WRITTEN PROBLEM: Locate all lines with the word "Other" and copy them out.

DATA ROWS:
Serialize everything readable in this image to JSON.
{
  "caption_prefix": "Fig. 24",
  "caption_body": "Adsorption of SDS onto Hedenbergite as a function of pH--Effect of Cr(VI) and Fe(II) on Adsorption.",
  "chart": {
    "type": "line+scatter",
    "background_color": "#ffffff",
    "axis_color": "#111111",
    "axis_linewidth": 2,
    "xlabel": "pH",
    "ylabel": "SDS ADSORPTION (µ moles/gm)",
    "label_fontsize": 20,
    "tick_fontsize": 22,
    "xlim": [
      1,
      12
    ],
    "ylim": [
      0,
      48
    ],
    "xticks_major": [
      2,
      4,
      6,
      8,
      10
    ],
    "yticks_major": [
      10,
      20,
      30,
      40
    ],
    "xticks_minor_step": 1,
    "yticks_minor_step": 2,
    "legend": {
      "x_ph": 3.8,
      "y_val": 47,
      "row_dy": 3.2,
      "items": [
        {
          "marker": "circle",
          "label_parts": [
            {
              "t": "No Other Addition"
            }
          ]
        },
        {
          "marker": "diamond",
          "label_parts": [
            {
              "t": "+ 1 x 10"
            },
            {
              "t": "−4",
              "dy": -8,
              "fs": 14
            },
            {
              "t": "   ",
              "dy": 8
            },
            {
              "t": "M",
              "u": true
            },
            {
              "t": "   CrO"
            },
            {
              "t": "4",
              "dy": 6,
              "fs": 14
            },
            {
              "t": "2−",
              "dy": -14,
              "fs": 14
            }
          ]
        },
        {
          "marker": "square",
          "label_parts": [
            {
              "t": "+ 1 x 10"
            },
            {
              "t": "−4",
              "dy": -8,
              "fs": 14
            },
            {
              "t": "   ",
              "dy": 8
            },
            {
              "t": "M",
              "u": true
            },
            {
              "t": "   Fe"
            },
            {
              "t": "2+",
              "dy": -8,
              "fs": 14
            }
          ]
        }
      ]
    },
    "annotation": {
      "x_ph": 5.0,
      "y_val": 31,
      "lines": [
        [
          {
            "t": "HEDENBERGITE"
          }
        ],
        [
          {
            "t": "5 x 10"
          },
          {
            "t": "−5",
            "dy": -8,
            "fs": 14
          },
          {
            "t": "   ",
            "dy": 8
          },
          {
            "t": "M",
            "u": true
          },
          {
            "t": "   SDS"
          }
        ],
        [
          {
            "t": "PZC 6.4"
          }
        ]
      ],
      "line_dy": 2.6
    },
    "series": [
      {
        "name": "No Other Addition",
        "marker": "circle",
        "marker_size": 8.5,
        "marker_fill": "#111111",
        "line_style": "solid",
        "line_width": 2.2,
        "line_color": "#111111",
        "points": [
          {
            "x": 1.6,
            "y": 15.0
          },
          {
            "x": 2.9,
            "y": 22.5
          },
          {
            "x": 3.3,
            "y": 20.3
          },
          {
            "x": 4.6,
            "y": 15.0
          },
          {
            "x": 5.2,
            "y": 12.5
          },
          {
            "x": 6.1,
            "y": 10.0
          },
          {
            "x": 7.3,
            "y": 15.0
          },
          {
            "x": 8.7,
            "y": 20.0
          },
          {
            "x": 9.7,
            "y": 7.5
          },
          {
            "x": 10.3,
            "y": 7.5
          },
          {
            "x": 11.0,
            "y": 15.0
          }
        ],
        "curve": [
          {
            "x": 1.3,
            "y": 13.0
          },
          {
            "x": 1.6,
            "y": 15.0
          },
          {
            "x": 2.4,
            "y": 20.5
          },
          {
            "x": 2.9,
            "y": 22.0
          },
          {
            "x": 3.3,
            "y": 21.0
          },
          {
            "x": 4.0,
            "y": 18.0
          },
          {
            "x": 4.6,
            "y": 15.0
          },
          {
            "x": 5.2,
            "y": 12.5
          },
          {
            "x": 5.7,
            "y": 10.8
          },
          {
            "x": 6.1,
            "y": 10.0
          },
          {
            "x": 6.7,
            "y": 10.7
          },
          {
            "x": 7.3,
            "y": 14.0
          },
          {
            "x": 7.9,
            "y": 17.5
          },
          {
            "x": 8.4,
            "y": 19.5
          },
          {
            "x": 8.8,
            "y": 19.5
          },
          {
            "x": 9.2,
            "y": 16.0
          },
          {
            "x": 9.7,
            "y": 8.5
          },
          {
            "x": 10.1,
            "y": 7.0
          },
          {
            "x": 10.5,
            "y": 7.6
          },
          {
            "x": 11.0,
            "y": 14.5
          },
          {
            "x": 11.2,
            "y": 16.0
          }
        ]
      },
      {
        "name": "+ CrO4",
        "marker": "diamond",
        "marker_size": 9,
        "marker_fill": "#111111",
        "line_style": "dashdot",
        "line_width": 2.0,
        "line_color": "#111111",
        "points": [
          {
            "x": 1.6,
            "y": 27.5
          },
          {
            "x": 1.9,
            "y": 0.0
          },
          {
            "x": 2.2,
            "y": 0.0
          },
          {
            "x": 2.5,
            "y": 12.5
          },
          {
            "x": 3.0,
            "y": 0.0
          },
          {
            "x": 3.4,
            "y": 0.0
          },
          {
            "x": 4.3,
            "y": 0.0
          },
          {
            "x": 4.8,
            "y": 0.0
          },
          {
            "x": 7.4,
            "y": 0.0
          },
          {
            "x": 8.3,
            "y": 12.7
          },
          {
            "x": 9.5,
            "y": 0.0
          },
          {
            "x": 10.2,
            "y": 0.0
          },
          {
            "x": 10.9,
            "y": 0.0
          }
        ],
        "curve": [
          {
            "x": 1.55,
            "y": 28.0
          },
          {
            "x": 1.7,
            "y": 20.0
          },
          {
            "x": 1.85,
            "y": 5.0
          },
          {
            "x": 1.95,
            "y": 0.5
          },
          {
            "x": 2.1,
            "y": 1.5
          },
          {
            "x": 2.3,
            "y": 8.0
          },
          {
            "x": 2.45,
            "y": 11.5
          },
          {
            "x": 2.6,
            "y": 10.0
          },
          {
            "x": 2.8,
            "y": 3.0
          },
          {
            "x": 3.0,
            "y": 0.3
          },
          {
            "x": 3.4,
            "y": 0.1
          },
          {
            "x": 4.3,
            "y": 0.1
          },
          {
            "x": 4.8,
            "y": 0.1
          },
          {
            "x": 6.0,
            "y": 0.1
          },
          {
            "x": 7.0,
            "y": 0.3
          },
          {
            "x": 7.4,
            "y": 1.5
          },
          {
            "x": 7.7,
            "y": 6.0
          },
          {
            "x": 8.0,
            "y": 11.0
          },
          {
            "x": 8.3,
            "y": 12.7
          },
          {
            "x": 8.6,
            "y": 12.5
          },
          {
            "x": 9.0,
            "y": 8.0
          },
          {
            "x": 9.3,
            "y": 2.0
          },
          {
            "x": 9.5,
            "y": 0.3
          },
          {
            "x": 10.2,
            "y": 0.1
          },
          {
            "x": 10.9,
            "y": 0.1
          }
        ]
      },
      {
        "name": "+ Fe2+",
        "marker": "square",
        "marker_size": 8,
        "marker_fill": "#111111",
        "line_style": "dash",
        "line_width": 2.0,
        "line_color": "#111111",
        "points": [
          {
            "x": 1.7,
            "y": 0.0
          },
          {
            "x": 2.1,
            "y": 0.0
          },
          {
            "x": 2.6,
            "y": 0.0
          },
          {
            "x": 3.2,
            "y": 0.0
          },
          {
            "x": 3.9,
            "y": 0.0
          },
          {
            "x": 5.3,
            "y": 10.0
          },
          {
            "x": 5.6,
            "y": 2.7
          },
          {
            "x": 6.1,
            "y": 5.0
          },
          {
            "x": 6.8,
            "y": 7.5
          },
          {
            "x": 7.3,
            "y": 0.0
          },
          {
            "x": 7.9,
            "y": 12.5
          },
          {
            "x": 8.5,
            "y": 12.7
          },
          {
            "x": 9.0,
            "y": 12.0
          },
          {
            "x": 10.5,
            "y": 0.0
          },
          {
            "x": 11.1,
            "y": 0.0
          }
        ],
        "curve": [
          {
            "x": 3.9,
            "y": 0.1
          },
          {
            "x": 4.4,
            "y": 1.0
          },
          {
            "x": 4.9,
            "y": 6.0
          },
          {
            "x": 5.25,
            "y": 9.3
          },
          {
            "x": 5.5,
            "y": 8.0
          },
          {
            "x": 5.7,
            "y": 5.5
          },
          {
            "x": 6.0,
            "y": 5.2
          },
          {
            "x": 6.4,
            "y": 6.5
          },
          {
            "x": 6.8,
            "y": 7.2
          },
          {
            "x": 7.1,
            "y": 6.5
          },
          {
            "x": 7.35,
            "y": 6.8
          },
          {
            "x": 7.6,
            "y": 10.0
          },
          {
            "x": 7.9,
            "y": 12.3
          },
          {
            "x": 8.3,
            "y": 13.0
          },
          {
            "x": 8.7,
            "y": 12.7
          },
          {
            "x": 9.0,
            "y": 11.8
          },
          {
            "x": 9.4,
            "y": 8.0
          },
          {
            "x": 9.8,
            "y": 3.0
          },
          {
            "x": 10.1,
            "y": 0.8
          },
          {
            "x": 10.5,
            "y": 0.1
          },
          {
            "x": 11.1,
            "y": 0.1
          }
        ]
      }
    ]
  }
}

EXERCISE RESULT:
              "t": "No Other Addition"
        "name": "No Other Addition",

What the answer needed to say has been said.